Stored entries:
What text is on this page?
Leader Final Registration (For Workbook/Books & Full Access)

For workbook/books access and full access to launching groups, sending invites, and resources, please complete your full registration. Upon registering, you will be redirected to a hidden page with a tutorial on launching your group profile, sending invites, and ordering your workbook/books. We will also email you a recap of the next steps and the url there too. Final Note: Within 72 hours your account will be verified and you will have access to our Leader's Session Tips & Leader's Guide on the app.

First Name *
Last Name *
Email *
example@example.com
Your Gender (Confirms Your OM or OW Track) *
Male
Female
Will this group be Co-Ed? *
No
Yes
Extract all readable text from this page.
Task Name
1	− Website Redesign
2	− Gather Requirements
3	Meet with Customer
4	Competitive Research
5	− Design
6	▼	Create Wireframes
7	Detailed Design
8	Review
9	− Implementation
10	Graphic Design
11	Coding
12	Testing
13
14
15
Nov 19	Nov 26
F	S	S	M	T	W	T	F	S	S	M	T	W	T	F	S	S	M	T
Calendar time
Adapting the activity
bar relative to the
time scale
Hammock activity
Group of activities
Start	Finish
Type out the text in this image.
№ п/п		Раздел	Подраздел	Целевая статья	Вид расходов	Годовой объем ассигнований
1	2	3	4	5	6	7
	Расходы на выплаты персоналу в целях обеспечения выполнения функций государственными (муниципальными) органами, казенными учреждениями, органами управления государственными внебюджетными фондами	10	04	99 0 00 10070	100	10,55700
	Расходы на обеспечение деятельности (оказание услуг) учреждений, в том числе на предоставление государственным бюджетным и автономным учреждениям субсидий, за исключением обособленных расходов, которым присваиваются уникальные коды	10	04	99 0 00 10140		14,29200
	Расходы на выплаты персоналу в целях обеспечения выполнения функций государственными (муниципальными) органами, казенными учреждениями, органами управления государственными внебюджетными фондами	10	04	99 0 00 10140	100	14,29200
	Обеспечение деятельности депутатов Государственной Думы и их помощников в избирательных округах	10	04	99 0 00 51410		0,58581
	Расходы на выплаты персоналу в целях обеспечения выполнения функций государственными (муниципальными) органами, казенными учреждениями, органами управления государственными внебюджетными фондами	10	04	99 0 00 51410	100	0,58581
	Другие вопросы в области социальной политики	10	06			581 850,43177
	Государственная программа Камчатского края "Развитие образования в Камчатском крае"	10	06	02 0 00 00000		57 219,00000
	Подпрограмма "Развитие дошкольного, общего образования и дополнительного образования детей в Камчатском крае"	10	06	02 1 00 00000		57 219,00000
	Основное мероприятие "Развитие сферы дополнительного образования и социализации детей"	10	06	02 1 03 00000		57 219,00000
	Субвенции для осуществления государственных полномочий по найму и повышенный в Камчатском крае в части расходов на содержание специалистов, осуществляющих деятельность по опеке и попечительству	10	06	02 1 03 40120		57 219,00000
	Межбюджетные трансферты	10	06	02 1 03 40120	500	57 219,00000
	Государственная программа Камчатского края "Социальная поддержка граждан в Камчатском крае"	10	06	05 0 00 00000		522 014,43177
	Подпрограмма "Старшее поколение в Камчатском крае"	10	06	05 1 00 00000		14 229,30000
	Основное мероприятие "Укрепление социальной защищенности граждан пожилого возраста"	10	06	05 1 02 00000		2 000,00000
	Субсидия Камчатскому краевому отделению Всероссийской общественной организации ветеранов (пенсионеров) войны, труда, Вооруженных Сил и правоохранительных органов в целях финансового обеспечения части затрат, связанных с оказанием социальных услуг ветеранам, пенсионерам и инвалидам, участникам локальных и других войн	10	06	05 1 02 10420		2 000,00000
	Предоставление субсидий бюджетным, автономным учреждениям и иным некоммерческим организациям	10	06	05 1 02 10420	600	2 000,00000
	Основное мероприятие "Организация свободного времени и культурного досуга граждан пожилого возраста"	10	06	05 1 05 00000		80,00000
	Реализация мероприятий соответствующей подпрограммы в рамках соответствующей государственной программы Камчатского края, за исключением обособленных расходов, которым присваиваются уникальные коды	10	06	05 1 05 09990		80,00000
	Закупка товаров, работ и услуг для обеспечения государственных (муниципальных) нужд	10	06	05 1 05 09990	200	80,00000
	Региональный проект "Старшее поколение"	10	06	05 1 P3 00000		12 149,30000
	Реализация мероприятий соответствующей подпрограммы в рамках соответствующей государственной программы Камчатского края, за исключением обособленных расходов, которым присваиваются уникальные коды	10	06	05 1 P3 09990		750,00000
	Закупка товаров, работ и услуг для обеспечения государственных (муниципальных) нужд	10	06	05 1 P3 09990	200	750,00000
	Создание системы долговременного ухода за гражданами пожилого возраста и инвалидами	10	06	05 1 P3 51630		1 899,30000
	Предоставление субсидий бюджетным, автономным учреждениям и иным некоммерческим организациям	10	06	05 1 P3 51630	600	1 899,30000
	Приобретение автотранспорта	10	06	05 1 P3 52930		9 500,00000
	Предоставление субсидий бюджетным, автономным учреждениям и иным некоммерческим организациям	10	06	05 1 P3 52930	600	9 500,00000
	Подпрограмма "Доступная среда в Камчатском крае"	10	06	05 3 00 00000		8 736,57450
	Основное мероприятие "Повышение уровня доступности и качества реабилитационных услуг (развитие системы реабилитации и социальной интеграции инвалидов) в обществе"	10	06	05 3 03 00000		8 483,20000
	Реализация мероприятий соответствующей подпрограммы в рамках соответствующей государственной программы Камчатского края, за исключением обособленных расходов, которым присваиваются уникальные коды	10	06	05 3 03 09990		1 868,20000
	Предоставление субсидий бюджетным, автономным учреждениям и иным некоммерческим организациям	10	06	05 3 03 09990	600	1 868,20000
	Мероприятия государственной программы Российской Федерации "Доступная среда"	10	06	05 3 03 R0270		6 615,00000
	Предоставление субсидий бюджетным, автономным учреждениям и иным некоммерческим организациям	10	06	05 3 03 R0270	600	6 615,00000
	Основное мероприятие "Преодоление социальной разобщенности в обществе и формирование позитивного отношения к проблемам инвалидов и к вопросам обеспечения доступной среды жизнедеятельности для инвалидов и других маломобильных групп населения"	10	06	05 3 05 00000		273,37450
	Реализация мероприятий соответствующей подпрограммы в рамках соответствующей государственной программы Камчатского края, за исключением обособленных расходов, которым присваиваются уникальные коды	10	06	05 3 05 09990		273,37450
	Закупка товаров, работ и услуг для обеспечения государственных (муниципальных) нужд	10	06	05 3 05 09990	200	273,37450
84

■ Short problem ■
Count how many lines above include the word "детей" and answer with that figure only.

■ Result below ■
2